### Challenge
Work out how many lines in the data hold the word "ffffff", and reply with that number only.

### Source data
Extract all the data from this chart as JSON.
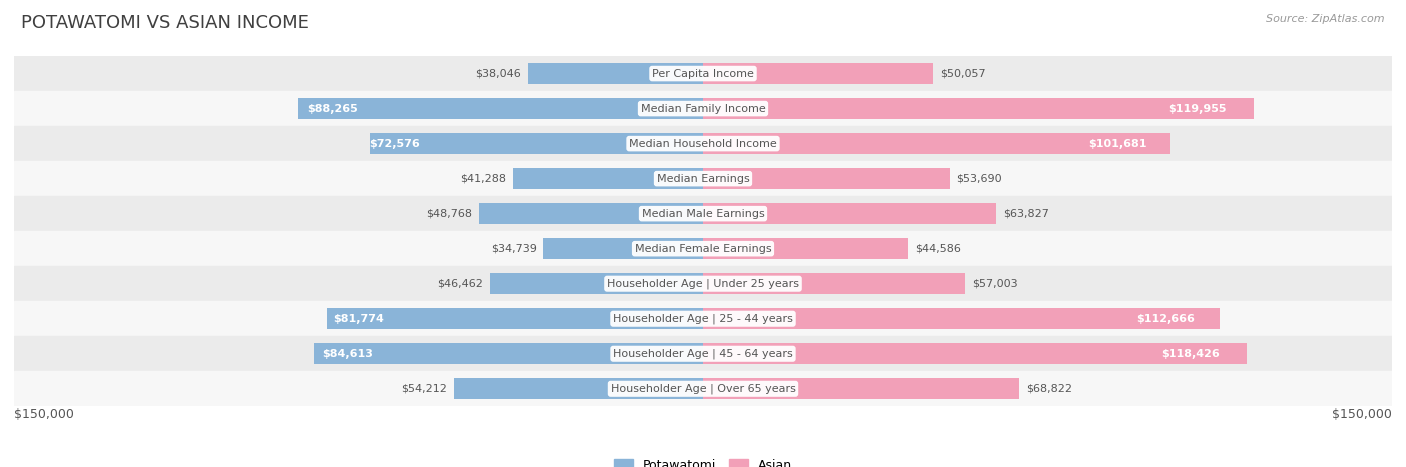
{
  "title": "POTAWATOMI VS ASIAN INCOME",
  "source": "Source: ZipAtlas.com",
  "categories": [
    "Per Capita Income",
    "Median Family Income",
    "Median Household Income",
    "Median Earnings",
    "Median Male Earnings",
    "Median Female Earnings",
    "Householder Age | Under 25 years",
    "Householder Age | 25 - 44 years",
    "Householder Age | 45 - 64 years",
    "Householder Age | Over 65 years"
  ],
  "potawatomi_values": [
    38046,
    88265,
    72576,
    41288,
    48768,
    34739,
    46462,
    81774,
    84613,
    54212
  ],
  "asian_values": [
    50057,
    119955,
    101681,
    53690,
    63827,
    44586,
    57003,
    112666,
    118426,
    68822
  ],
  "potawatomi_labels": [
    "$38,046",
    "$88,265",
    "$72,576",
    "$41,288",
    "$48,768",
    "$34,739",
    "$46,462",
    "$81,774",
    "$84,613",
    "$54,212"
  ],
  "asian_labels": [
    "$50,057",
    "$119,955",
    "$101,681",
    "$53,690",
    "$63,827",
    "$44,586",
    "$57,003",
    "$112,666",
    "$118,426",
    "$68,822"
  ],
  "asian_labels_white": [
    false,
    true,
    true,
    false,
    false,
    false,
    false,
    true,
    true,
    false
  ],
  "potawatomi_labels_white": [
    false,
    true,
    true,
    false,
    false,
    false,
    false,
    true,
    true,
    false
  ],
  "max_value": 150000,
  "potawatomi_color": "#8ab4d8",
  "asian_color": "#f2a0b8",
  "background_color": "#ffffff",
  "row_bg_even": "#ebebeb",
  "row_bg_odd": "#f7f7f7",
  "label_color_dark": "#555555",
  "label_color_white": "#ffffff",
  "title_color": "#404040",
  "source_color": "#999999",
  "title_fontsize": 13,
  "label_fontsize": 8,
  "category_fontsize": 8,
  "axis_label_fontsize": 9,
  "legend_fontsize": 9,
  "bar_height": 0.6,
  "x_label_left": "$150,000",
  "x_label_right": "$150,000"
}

### Answer to this problem
2